**Data for processing:**
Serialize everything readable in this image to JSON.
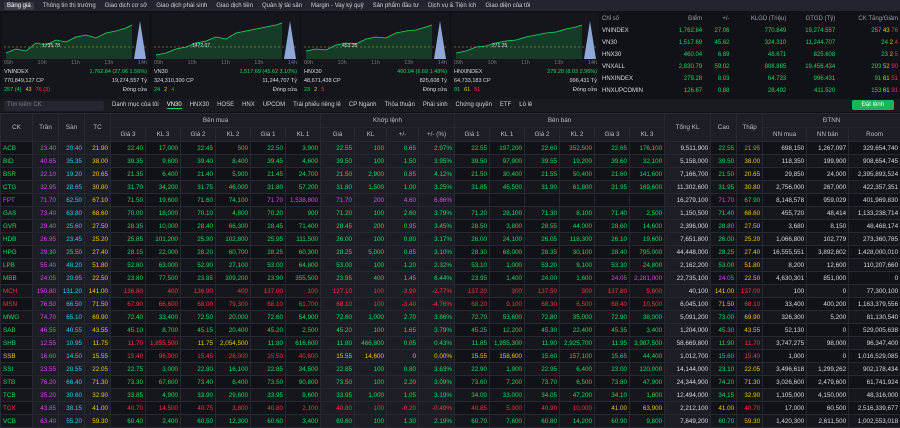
{
  "nav": [
    "Bảng giá",
    "Thông tin thị trường",
    "Giao dịch cơ sở",
    "Giao dịch phái sinh",
    "Giao dịch tiền",
    "Quản lý tài sản",
    "Margin - Vay ký quỹ",
    "Sản phẩm đầu tư",
    "Dịch vụ & Tiện ích",
    "Giao diện của tôi"
  ],
  "mini_charts": {
    "times": [
      "09h",
      "10h",
      "11h",
      "13h",
      "14h"
    ],
    "items": [
      {
        "name": "VNINDEX",
        "ref_label": "1735.78",
        "change": "1,762.84 (27.06 1.56%)",
        "volume": "770,849,127 CP",
        "value": "19,274,557 Tỷ",
        "up": "257 (4)",
        "same": "43",
        "down": "76 (3)",
        "status": "Đóng cửa"
      },
      {
        "name": "VN30",
        "ref_label": "1472.07",
        "change": "1,517.69 (45.62 3.10%)",
        "volume": "324,310,300 CP",
        "value": "11,244,707 Tỷ",
        "up": "24",
        "same": "2",
        "down": "4",
        "status": "Đóng cửa"
      },
      {
        "name": "HNX30",
        "ref_label": "453.35",
        "change": "460.04 (6.69 1.48%)",
        "volume": "48,671,438 CP",
        "value": "825,608 Tỷ",
        "up": "23",
        "same": "2",
        "down": "5",
        "status": "Đóng cửa"
      },
      {
        "name": "HNXINDEX",
        "ref_label": "271.25",
        "change": "279.28 (8.03 2.96%)",
        "volume": "64,733,183 CP",
        "value": "996,431 Tỷ",
        "up": "91",
        "same": "61",
        "down": "51",
        "status": "Đóng cửa"
      }
    ]
  },
  "index_table": {
    "headers": [
      "Chỉ số",
      "Điểm",
      "+/-",
      "KLGD (Triệu)",
      "GTGD (Tỷ)",
      "CK Tăng/Giảm"
    ],
    "rows": [
      [
        "VNINDEX",
        "1,762.84",
        "27.06",
        "770.849",
        "19,274.557",
        "257",
        "43",
        "76"
      ],
      [
        "VN30",
        "1,517.69",
        "45.62",
        "324.310",
        "11,244.707",
        "24",
        "2",
        "4"
      ],
      [
        "HNX30",
        "460.04",
        "6.69",
        "48.671",
        "825.608",
        "23",
        "2",
        "5"
      ],
      [
        "VNXALL",
        "2,830.79",
        "59.02",
        "808.885",
        "19,456.434",
        "293",
        "52",
        "90"
      ],
      [
        "HNXINDEX",
        "279.28",
        "8.03",
        "64.733",
        "996.431",
        "91",
        "61",
        "51"
      ],
      [
        "HNXUPCOMIN",
        "126.67",
        "0.88",
        "28.492",
        "411.520",
        "153",
        "61",
        "91"
      ]
    ]
  },
  "toolbar": {
    "search": "Tìm kiếm CK",
    "tabs": [
      "Danh mục của tôi",
      "VN30",
      "HNX30",
      "HOSE",
      "HNX",
      "UPCOM",
      "Trái phiếu riêng lẻ",
      "CP Ngành",
      "Thỏa thuận",
      "Phái sinh",
      "Chứng quyền",
      "ETF",
      "Lô lẻ"
    ],
    "order_button": "Đặt lệnh"
  },
  "table": {
    "group_headers": [
      "CK",
      "Trần",
      "Sàn",
      "TC",
      "Bên mua",
      "Khớp lệnh",
      "Bên bán",
      "Tổng KL",
      "Cao",
      "Thấp",
      "ĐTNN"
    ],
    "sub_headers": [
      "Giá 3",
      "KL 3",
      "Giá 2",
      "KL 2",
      "Giá 1",
      "KL 1",
      "Giá",
      "KL",
      "+/-",
      "+/- (%)",
      "Giá 1",
      "KL 1",
      "Giá 2",
      "KL 2",
      "Giá 3",
      "KL 3",
      "NN mua",
      "NN bán",
      "Room"
    ],
    "rows": [
      [
        "ACB",
        "23.40",
        "20.40",
        "21.90",
        "22.40",
        "17,000",
        "22.45",
        "500",
        "22.50",
        "3,900",
        "22.55",
        "100",
        "0.65",
        "2.97%",
        "22.55",
        "197,200",
        "22.60",
        "352,500",
        "22.65",
        "176,100",
        "9,511,900",
        "22.55",
        "21.95",
        "698,150",
        "1,267,097",
        "329,654,740"
      ],
      [
        "BID",
        "40.65",
        "35.35",
        "38.00",
        "39.35",
        "9,600",
        "39.40",
        "8,400",
        "39.45",
        "4,600",
        "39.50",
        "100",
        "1.50",
        "3.95%",
        "39.50",
        "97,900",
        "39.55",
        "19,200",
        "39.60",
        "32,100",
        "5,158,000",
        "39.50",
        "38.00",
        "118,350",
        "199,900",
        "908,654,745"
      ],
      [
        "BSR",
        "22.10",
        "19.20",
        "20.65",
        "21.35",
        "6,400",
        "21.40",
        "5,900",
        "21.45",
        "24,700",
        "21.50",
        "2,900",
        "0.85",
        "4.12%",
        "21.50",
        "30,400",
        "21.55",
        "50,400",
        "21.60",
        "141,600",
        "7,166,700",
        "21.50",
        "20.65",
        "29,850",
        "24,000",
        "2,395,893,524"
      ],
      [
        "CTG",
        "32.95",
        "28.65",
        "30.80",
        "31.70",
        "34,200",
        "31.75",
        "46,000",
        "31.80",
        "57,200",
        "31.80",
        "1,500",
        "1.00",
        "3.25%",
        "31.85",
        "45,500",
        "31.90",
        "61,800",
        "31.95",
        "169,600",
        "11,302,600",
        "31.95",
        "30.80",
        "2,756,000",
        "267,000",
        "422,357,351"
      ],
      [
        "FPT",
        "71.70",
        "62.50",
        "67.10",
        "71.50",
        "19,600",
        "71.60",
        "74,100",
        "71.70",
        "1,538,800",
        "71.70",
        "200",
        "4.60",
        "6.86%",
        null,
        null,
        null,
        null,
        null,
        null,
        "16,279,100",
        "71.70",
        "67.90",
        "8,148,578",
        "959,029",
        "401,969,830"
      ],
      [
        "GAS",
        "73.40",
        "63.80",
        "68.60",
        "70.00",
        "18,000",
        "70.10",
        "4,800",
        "70.20",
        "900",
        "71.20",
        "100",
        "2.60",
        "3.79%",
        "71.20",
        "28,100",
        "71.30",
        "8,100",
        "71.40",
        "2,500",
        "1,150,500",
        "71.40",
        "68.60",
        "455,720",
        "48,414",
        "1,133,238,714"
      ],
      [
        "GVR",
        "29.40",
        "25.60",
        "27.50",
        "28.35",
        "10,000",
        "28.40",
        "66,300",
        "28.45",
        "71,400",
        "28.45",
        "200",
        "0.95",
        "3.45%",
        "28.50",
        "3,800",
        "28.55",
        "44,000",
        "28.60",
        "14,600",
        "2,396,000",
        "28.80",
        "27.50",
        "3,680",
        "8,150",
        "48,468,174"
      ],
      [
        "HDB",
        "26.95",
        "23.45",
        "25.20",
        "25.85",
        "101,200",
        "25.90",
        "102,800",
        "25.95",
        "111,500",
        "26.00",
        "100",
        "0.80",
        "3.17%",
        "26.00",
        "24,100",
        "26.05",
        "118,300",
        "26.10",
        "19,600",
        "7,651,800",
        "26.00",
        "25.20",
        "1,066,800",
        "102,779",
        "273,360,785"
      ],
      [
        "HPG",
        "29.30",
        "25.50",
        "27.40",
        "28.15",
        "22,000",
        "28.20",
        "60,700",
        "28.25",
        "60,300",
        "28.25",
        "5,000",
        "0.85",
        "3.10%",
        "28.30",
        "68,000",
        "28.35",
        "30,100",
        "28.40",
        "795,000",
        "44,448,000",
        "28.25",
        "27.40",
        "16,555,551",
        "3,892,802",
        "1,428,000,010"
      ],
      [
        "LPB",
        "55.40",
        "48.20",
        "51.80",
        "52.80",
        "63,000",
        "52.90",
        "27,100",
        "53.00",
        "64,800",
        "53.00",
        "100",
        "1.20",
        "2.32%",
        "53.10",
        "1,000",
        "53.20",
        "9,100",
        "53.30",
        "24,800",
        "2,162,200",
        "53.00",
        "51.80",
        "8,200",
        "12,600",
        "110,207,660"
      ],
      [
        "MBB",
        "24.05",
        "20.95",
        "22.50",
        "23.80",
        "77,500",
        "23.85",
        "309,200",
        "23.90",
        "355,500",
        "23.95",
        "400",
        "1.45",
        "6.44%",
        "23.95",
        "1,400",
        "24.00",
        "1,600",
        "24.05",
        "2,281,000",
        "22,735,100",
        "24.05",
        "22.50",
        "4,630,301",
        "851,000",
        "0"
      ],
      [
        "MCH",
        "150.80",
        "131.20",
        "141.00",
        "136.80",
        "400",
        "136.90",
        "400",
        "137.00",
        "100",
        "137.10",
        "100",
        "-3.90",
        "-2.77%",
        "137.20",
        "300",
        "137.50",
        "300",
        "137.80",
        "5,800",
        "40,100",
        "141.00",
        "137.00",
        "100",
        "0",
        "77,300,100"
      ],
      [
        "MSN",
        "76.50",
        "66.50",
        "71.50",
        "67.90",
        "66,600",
        "68.00",
        "79,300",
        "68.10",
        "61,700",
        "68.10",
        "100",
        "-3.40",
        "-4.76%",
        "68.20",
        "9,100",
        "68.30",
        "6,500",
        "68.40",
        "10,500",
        "6,045,100",
        "71.50",
        "68.10",
        "33,400",
        "400,200",
        "1,163,379,556"
      ],
      [
        "MWG",
        "74.70",
        "65.10",
        "69.90",
        "72.40",
        "33,400",
        "72.50",
        "20,000",
        "72.60",
        "54,900",
        "72.60",
        "1,000",
        "2.70",
        "3.86%",
        "72.70",
        "53,600",
        "72.80",
        "35,000",
        "72.90",
        "38,000",
        "5,091,200",
        "73.00",
        "69.90",
        "326,300",
        "5,200",
        "81,130,540"
      ],
      [
        "SAB",
        "46.55",
        "40.55",
        "43.55",
        "45.10",
        "8,700",
        "45.15",
        "20,400",
        "45.20",
        "2,500",
        "45.20",
        "100",
        "1.65",
        "3.79%",
        "45.25",
        "12,200",
        "45.30",
        "22,400",
        "45.35",
        "3,400",
        "1,204,000",
        "45.30",
        "43.55",
        "52,130",
        "0",
        "529,005,638"
      ],
      [
        "SHB",
        "12.55",
        "10.95",
        "11.75",
        "11.70",
        "1,855,500",
        "11.75",
        "2,054,500",
        "11.80",
        "616,600",
        "11.80",
        "466,800",
        "0.05",
        "0.43%",
        "11.85",
        "1,955,300",
        "11.90",
        "2,925,700",
        "11.95",
        "3,987,500",
        "58,669,800",
        "11.90",
        "11.70",
        "3,747,275",
        "98,000",
        "96,347,400"
      ],
      [
        "SSB",
        "16.60",
        "14.50",
        "15.55",
        "15.40",
        "96,000",
        "15.45",
        "26,000",
        "15.50",
        "40,600",
        "15.55",
        "14,600",
        "0",
        "0.00%",
        "15.55",
        "158,600",
        "15.60",
        "157,100",
        "15.65",
        "44,400",
        "1,012,700",
        "15.60",
        "15.40",
        "1,000",
        "0",
        "1,016,529,085"
      ],
      [
        "SSI",
        "23.55",
        "20.55",
        "22.05",
        "22.75",
        "3,000",
        "22.80",
        "16,100",
        "22.85",
        "34,500",
        "22.85",
        "100",
        "0.80",
        "3.63%",
        "22.90",
        "1,900",
        "22.95",
        "6,400",
        "23.00",
        "120,000",
        "14,144,000",
        "23.10",
        "22.05",
        "3,496,618",
        "1,299,262",
        "902,178,434"
      ],
      [
        "STB",
        "76.20",
        "66.40",
        "71.30",
        "73.30",
        "67,600",
        "73.40",
        "8,400",
        "73.50",
        "90,800",
        "73.50",
        "100",
        "2.20",
        "3.09%",
        "73.60",
        "7,200",
        "73.70",
        "6,500",
        "73.80",
        "47,900",
        "24,344,900",
        "74.20",
        "71.30",
        "3,026,600",
        "2,479,600",
        "61,741,924"
      ],
      [
        "TCB",
        "35.20",
        "30.60",
        "32.90",
        "33.85",
        "4,900",
        "33.90",
        "29,600",
        "33.95",
        "9,600",
        "33.95",
        "1,000",
        "1.05",
        "3.19%",
        "34.00",
        "33,000",
        "34.05",
        "47,200",
        "34.10",
        "1,800",
        "12,494,000",
        "34.15",
        "32.90",
        "1,105,000",
        "4,150,000",
        "48,316,000"
      ],
      [
        "TCX",
        "43.85",
        "38.15",
        "41.00",
        "40.70",
        "14,500",
        "40.75",
        "3,800",
        "40.80",
        "2,100",
        "40.80",
        "100",
        "-0.20",
        "-0.49%",
        "40.85",
        "5,000",
        "40.90",
        "10,000",
        "41.00",
        "63,900",
        "2,212,100",
        "41.00",
        "40.70",
        "17,000",
        "60,500",
        "2,516,339,677"
      ],
      [
        "VCB",
        "63.40",
        "55.20",
        "59.30",
        "60.40",
        "2,400",
        "60.50",
        "12,300",
        "60.60",
        "3,400",
        "60.60",
        "100",
        "1.30",
        "2.19%",
        "60.70",
        "7,600",
        "60.80",
        "14,200",
        "60.90",
        "9,800",
        "7,849,200",
        "60.70",
        "59.30",
        "1,420,300",
        "2,611,500",
        "1,002,553,018"
      ]
    ]
  }
}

**Written request:** Find the string "name" in the records, then copy each line where it occurs.

**Correct result:**
        "name": "VNINDEX",
        "name": "VN30",
        "name": "HNX30",
        "name": "HNXINDEX",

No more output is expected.